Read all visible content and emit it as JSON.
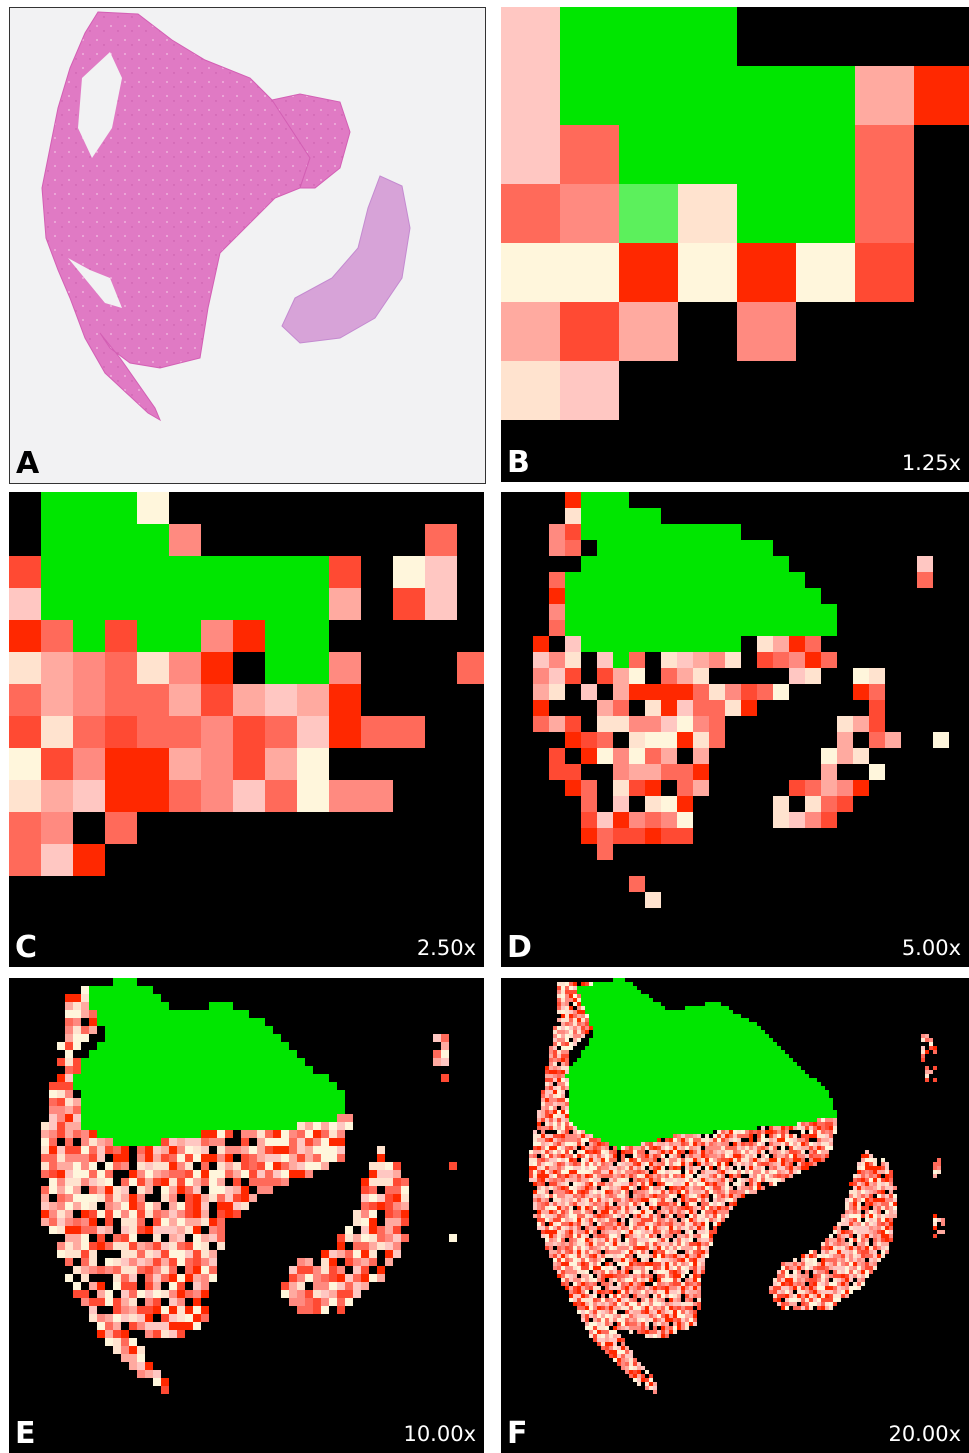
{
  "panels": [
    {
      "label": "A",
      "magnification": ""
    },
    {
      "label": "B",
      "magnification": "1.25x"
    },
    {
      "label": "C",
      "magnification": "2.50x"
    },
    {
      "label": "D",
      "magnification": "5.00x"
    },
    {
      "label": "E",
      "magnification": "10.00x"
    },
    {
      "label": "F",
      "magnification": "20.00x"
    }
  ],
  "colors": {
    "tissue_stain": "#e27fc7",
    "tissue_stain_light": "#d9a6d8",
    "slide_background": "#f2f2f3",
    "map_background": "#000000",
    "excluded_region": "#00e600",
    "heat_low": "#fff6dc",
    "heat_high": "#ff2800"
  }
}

▸ STATED TASK: Retype the listing exactly. Pictures do not belong in the copy.

▸ SOLUTION:
Read all visible content and emit it as JSON.
{
  "panels": [
    {
      "label": "A",
      "magnification": ""
    },
    {
      "label": "B",
      "magnification": "1.25x"
    },
    {
      "label": "C",
      "magnification": "2.50x"
    },
    {
      "label": "D",
      "magnification": "5.00x"
    },
    {
      "label": "E",
      "magnification": "10.00x"
    },
    {
      "label": "F",
      "magnification": "20.00x"
    }
  ],
  "colors": {
    "tissue_stain": "#e27fc7",
    "tissue_stain_light": "#d9a6d8",
    "slide_background": "#f2f2f3",
    "map_background": "#000000",
    "excluded_region": "#00e600",
    "heat_low": "#fff6dc",
    "heat_high": "#ff2800"
  }
}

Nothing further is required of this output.